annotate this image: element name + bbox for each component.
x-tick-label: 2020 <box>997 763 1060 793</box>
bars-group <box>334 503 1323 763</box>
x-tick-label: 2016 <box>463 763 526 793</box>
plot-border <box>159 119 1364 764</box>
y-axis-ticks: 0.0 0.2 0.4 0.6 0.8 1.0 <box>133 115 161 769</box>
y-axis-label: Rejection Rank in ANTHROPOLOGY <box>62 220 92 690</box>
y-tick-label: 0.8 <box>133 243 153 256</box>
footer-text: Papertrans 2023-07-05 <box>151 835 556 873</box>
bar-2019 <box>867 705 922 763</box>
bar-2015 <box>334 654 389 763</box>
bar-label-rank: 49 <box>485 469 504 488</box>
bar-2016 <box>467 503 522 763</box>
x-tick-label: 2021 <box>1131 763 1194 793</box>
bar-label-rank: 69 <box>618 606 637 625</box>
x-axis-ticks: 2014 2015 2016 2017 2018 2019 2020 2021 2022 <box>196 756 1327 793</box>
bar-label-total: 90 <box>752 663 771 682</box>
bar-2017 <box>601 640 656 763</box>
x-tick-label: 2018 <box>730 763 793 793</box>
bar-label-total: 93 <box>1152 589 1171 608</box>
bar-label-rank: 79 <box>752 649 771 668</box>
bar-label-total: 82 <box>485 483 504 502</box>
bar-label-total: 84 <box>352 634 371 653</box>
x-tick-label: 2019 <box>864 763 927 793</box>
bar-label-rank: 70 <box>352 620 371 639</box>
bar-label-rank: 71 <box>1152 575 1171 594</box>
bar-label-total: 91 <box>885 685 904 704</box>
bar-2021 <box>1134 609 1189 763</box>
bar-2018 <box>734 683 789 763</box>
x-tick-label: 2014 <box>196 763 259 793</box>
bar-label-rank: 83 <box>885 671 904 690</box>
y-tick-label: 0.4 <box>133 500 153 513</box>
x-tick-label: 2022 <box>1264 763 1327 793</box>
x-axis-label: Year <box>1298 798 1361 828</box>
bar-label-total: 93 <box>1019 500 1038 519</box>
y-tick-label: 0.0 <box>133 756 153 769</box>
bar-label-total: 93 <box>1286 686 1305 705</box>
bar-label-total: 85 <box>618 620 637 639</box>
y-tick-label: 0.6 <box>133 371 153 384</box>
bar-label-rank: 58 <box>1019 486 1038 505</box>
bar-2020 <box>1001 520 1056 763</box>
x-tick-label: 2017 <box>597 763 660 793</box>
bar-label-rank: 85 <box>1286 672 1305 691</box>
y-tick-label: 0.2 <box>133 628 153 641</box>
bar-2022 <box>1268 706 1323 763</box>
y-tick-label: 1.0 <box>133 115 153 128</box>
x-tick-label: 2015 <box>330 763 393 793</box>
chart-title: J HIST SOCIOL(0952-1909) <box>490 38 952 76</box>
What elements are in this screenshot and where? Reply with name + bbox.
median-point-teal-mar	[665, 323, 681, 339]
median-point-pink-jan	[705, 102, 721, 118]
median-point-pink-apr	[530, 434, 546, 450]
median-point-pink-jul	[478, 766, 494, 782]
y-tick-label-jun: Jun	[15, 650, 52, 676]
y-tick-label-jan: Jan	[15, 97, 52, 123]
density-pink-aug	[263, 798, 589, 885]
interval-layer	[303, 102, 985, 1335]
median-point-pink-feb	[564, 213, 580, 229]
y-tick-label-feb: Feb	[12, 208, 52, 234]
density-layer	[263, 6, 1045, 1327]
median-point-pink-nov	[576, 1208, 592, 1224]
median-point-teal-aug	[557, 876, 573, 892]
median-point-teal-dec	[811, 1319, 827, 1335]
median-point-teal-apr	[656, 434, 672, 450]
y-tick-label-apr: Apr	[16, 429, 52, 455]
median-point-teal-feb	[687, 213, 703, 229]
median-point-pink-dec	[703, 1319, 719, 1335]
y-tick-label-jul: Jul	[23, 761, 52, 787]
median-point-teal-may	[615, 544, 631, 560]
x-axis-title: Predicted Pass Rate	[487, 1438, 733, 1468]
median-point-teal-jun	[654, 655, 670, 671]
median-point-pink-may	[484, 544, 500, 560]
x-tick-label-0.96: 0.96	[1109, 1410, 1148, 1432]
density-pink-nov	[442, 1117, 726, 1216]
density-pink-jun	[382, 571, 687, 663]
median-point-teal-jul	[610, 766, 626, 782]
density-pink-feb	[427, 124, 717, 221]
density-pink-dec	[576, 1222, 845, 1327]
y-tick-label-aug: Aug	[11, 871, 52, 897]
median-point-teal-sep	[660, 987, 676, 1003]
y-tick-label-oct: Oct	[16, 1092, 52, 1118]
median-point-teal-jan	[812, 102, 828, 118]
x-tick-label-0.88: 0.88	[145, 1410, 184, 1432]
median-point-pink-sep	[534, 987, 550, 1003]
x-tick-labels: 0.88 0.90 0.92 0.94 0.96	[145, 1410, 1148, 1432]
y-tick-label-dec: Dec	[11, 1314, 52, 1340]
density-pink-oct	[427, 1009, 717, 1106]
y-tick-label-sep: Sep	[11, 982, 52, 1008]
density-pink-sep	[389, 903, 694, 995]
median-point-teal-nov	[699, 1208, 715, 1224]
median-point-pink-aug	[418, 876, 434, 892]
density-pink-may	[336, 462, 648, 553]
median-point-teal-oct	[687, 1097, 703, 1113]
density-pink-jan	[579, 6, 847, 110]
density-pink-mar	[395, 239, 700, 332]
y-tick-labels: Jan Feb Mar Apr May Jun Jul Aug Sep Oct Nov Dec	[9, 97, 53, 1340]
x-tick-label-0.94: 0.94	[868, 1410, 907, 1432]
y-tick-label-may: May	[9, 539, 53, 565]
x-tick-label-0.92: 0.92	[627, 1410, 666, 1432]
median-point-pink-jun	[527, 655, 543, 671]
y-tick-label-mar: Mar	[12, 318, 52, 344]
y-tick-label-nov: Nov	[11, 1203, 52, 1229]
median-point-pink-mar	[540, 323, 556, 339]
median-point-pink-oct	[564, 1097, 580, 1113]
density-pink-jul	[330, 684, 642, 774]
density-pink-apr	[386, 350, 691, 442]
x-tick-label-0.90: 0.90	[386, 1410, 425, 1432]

CHALLENGE: Copy every line of the records above, reproducing each character without change.

COMPLETE RESPONSE:
annotate this image: element name + bbox for each component.
x-tick-label: 2020 <box>997 763 1060 793</box>
bars-group <box>334 503 1323 763</box>
x-tick-label: 2016 <box>463 763 526 793</box>
plot-border <box>159 119 1364 764</box>
y-axis-ticks: 0.0 0.2 0.4 0.6 0.8 1.0 <box>133 115 161 769</box>
y-axis-label: Rejection Rank in ANTHROPOLOGY <box>62 220 92 690</box>
y-tick-label: 0.8 <box>133 243 153 256</box>
footer-text: Papertrans 2023-07-05 <box>151 835 556 873</box>
bar-2019 <box>867 705 922 763</box>
bar-2015 <box>334 654 389 763</box>
bar-label-rank: 49 <box>485 469 504 488</box>
bar-2016 <box>467 503 522 763</box>
x-tick-label: 2021 <box>1131 763 1194 793</box>
bar-label-rank: 69 <box>618 606 637 625</box>
x-axis-ticks: 2014 2015 2016 2017 2018 2019 2020 2021 2022 <box>196 756 1327 793</box>
bar-label-total: 90 <box>752 663 771 682</box>
bar-2017 <box>601 640 656 763</box>
x-tick-label: 2018 <box>730 763 793 793</box>
bar-label-total: 93 <box>1152 589 1171 608</box>
bar-label-rank: 79 <box>752 649 771 668</box>
bar-label-total: 82 <box>485 483 504 502</box>
bar-label-total: 84 <box>352 634 371 653</box>
x-tick-label: 2019 <box>864 763 927 793</box>
bar-label-rank: 70 <box>352 620 371 639</box>
bar-label-rank: 71 <box>1152 575 1171 594</box>
bar-label-total: 91 <box>885 685 904 704</box>
bar-2021 <box>1134 609 1189 763</box>
bar-2018 <box>734 683 789 763</box>
x-tick-label: 2014 <box>196 763 259 793</box>
bar-label-rank: 83 <box>885 671 904 690</box>
y-tick-label: 0.4 <box>133 500 153 513</box>
x-tick-label: 2022 <box>1264 763 1327 793</box>
x-axis-label: Year <box>1298 798 1361 828</box>
bar-label-total: 93 <box>1019 500 1038 519</box>
y-tick-label: 0.0 <box>133 756 153 769</box>
bar-label-total: 93 <box>1286 686 1305 705</box>
bar-label-total: 85 <box>618 620 637 639</box>
y-tick-label: 0.6 <box>133 371 153 384</box>
bar-label-rank: 58 <box>1019 486 1038 505</box>
bar-2020 <box>1001 520 1056 763</box>
x-tick-label: 2017 <box>597 763 660 793</box>
bar-label-rank: 85 <box>1286 672 1305 691</box>
y-tick-label: 0.2 <box>133 628 153 641</box>
bar-2022 <box>1268 706 1323 763</box>
y-tick-label: 1.0 <box>133 115 153 128</box>
x-tick-label: 2015 <box>330 763 393 793</box>
chart-title: J HIST SOCIOL(0952-1909) <box>490 38 952 76</box>
What elements are in this screenshot and where? Reply with name + bbox.
median-point-teal-mar	[665, 323, 681, 339]
median-point-pink-jan	[705, 102, 721, 118]
median-point-pink-apr	[530, 434, 546, 450]
median-point-pink-jul	[478, 766, 494, 782]
y-tick-label-jun: Jun	[15, 650, 52, 676]
y-tick-label-jan: Jan	[15, 97, 52, 123]
density-pink-aug	[263, 798, 589, 885]
interval-layer	[303, 102, 985, 1335]
median-point-pink-feb	[564, 213, 580, 229]
y-tick-label-feb: Feb	[12, 208, 52, 234]
density-layer	[263, 6, 1045, 1327]
median-point-pink-nov	[576, 1208, 592, 1224]
median-point-teal-aug	[557, 876, 573, 892]
median-point-teal-dec	[811, 1319, 827, 1335]
median-point-teal-apr	[656, 434, 672, 450]
y-tick-label-apr: Apr	[16, 429, 52, 455]
median-point-teal-feb	[687, 213, 703, 229]
median-point-pink-dec	[703, 1319, 719, 1335]
y-tick-label-jul: Jul	[23, 761, 52, 787]
median-point-teal-may	[615, 544, 631, 560]
x-axis-title: Predicted Pass Rate	[487, 1438, 733, 1468]
median-point-teal-jun	[654, 655, 670, 671]
median-point-pink-may	[484, 544, 500, 560]
x-tick-label-0.96: 0.96	[1109, 1410, 1148, 1432]
density-pink-nov	[442, 1117, 726, 1216]
density-pink-jun	[382, 571, 687, 663]
median-point-teal-jul	[610, 766, 626, 782]
density-pink-feb	[427, 124, 717, 221]
density-pink-dec	[576, 1222, 845, 1327]
y-tick-label-aug: Aug	[11, 871, 52, 897]
median-point-teal-sep	[660, 987, 676, 1003]
y-tick-label-oct: Oct	[16, 1092, 52, 1118]
median-point-teal-jan	[812, 102, 828, 118]
x-tick-label-0.88: 0.88	[145, 1410, 184, 1432]
median-point-pink-sep	[534, 987, 550, 1003]
x-tick-labels: 0.88 0.90 0.92 0.94 0.96	[145, 1410, 1148, 1432]
y-tick-label-dec: Dec	[11, 1314, 52, 1340]
density-pink-oct	[427, 1009, 717, 1106]
y-tick-label-sep: Sep	[11, 982, 52, 1008]
density-pink-sep	[389, 903, 694, 995]
median-point-teal-nov	[699, 1208, 715, 1224]
median-point-pink-aug	[418, 876, 434, 892]
density-pink-may	[336, 462, 648, 553]
median-point-teal-oct	[687, 1097, 703, 1113]
density-pink-jan	[579, 6, 847, 110]
density-pink-mar	[395, 239, 700, 332]
y-tick-labels: Jan Feb Mar Apr May Jun Jul Aug Sep Oct Nov Dec	[9, 97, 53, 1340]
x-tick-label-0.94: 0.94	[868, 1410, 907, 1432]
y-tick-label-may: May	[9, 539, 53, 565]
x-tick-label-0.92: 0.92	[627, 1410, 666, 1432]
median-point-pink-jun	[527, 655, 543, 671]
y-tick-label-mar: Mar	[12, 318, 52, 344]
y-tick-label-nov: Nov	[11, 1203, 52, 1229]
median-point-pink-mar	[540, 323, 556, 339]
median-point-pink-oct	[564, 1097, 580, 1113]
density-pink-jul	[330, 684, 642, 774]
density-pink-apr	[386, 350, 691, 442]
x-tick-label-0.90: 0.90	[386, 1410, 425, 1432]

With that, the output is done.